#### Selected text ####

- Sue Troy, Editorial Director
How is it that the pace of cloud adoption seems both simultaneously whirlwind and snail-speed slow?
A good 10 years since software as a service emerged as a technology option, public cloud-based email still garners just 13% of the overall email market, according to January figures from Gartner. And full cloud office productivity suites in general most certainly lag behind cloud email in adoption. Among businesses that have ventured into the cloud office-productivity-suite space for their employees, Microsoft Office 365 and Google Apps for Work are engaged in a cutthroat competition for market share. After a rocky start, Microsoft is winning that battle.
For businesses interested in cloud office productivity suites, passions run high. The choice between Google and Microsoft has developed into a cultural divide between "organizations that want the assurance and comfort of a pillar of technological convention and ones that are willing to … adopt new ways of working," writes Features Writer Jason Sparapani, who set out to study the topic for this month's cover story.
According to Sparapani, small companies and startups tend to choose Google Apps for its straightforward licensing, easy administration, lower cost and collaboration capabilities. Larger companies tend to choose Office 365, perhaps because they're already Microsoft Office shops and are more resistant to change. "For them, [running] Office 365 is less jarring from an administrative point of view than moving to something completely new like Google Apps," says Gartner analyst Guy Creese.

####

Given request A: Return the stretch of the editorial on cloud office suites from "For businesses interested" through "month's cover story.", copied word for word.

#### Stored data ####

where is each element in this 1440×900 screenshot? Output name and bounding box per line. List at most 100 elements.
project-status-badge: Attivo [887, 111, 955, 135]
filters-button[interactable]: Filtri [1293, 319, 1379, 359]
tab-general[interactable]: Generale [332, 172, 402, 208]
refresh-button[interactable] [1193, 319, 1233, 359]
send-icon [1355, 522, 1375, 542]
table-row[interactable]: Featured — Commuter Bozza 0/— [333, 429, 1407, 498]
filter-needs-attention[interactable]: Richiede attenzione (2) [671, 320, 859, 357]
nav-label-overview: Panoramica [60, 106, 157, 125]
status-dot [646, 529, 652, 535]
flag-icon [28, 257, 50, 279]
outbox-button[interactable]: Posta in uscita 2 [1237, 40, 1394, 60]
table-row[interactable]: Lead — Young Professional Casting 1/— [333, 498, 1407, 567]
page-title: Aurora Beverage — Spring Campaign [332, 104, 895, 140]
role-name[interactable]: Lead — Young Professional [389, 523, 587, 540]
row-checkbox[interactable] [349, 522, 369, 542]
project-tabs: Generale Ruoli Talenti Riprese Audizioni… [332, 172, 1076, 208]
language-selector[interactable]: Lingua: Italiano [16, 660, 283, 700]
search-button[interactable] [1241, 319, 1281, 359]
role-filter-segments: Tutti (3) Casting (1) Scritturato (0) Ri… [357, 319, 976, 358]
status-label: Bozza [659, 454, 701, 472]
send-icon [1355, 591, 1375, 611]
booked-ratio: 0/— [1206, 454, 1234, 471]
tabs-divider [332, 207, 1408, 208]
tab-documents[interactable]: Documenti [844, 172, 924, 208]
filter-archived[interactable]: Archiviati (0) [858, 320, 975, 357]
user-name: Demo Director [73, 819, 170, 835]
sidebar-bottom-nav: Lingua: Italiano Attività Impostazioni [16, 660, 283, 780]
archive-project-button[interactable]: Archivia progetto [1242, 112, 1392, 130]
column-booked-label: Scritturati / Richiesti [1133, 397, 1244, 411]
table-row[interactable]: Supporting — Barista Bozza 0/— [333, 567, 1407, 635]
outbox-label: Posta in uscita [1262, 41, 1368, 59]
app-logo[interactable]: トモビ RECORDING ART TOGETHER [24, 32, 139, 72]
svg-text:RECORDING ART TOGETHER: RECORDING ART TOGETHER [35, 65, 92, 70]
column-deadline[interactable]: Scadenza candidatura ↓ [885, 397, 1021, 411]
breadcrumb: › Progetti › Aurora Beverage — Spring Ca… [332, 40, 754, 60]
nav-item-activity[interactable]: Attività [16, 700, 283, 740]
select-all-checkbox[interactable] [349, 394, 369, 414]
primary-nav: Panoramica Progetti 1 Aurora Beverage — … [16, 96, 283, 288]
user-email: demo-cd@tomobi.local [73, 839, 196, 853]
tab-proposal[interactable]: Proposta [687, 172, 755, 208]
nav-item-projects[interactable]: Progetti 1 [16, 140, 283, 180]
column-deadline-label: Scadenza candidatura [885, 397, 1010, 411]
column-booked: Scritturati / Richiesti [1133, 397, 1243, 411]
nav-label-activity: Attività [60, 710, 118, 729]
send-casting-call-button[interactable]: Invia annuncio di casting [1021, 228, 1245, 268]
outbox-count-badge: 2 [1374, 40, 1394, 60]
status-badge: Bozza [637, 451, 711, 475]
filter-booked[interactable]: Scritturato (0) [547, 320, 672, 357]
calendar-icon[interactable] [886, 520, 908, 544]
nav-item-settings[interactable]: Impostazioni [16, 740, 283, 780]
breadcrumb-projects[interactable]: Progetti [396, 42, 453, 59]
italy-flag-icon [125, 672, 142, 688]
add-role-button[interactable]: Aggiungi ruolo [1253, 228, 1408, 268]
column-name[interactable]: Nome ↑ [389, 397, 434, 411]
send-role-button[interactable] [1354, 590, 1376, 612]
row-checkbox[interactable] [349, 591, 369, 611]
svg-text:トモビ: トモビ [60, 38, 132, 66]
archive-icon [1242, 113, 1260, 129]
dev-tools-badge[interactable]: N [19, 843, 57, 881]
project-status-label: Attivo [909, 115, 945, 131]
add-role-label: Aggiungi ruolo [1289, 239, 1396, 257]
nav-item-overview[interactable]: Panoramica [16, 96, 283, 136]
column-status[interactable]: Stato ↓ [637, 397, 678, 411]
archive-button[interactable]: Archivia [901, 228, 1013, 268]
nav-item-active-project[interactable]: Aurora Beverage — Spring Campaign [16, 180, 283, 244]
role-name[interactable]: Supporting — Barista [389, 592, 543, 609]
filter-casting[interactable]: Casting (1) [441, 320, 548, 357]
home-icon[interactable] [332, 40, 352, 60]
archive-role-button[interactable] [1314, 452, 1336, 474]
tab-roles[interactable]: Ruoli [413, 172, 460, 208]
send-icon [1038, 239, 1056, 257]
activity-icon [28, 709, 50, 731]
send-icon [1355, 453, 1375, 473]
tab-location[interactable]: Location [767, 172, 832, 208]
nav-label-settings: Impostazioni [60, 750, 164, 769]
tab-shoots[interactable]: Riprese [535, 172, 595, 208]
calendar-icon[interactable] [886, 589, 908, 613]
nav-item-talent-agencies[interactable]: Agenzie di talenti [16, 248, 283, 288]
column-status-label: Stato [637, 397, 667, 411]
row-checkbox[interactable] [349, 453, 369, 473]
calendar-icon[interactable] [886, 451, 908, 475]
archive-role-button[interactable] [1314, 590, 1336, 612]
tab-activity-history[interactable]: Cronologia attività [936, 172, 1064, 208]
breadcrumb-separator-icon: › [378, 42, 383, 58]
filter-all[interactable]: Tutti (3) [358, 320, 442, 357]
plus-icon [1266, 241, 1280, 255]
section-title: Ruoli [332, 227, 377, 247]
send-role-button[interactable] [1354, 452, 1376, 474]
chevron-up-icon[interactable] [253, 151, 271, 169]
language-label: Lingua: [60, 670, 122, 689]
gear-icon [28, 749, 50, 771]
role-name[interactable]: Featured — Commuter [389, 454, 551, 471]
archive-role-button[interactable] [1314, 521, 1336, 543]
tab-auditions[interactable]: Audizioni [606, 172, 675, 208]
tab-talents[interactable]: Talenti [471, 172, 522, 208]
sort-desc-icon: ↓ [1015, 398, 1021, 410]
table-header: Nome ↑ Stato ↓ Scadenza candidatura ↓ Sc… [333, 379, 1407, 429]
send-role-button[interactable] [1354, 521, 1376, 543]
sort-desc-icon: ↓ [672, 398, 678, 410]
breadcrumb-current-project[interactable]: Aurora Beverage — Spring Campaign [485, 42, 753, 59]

####

Given request B: Retype the stretch of the records from their first line through the line that contains "send-icon [1355, 522, 1375, 542]", both ends included, and nothing else.

Complete output A:
For businesses interested in cloud office productivity suites, passions run high. The choice between Google and Microsoft has developed into a cultural divide between "organizations that want the assurance and comfort of a pillar of technological convention and ones that are willing to … adopt new ways of working," writes Features Writer Jason Sparapani, who set out to study the topic for this month's cover story.

Complete output B:
where is each element in this 1440×900 screenshot? Output name and bounding box per line. List at most 100 elements.
project-status-badge: Attivo [887, 111, 955, 135]
filters-button[interactable]: Filtri [1293, 319, 1379, 359]
tab-general[interactable]: Generale [332, 172, 402, 208]
refresh-button[interactable] [1193, 319, 1233, 359]
send-icon [1355, 522, 1375, 542]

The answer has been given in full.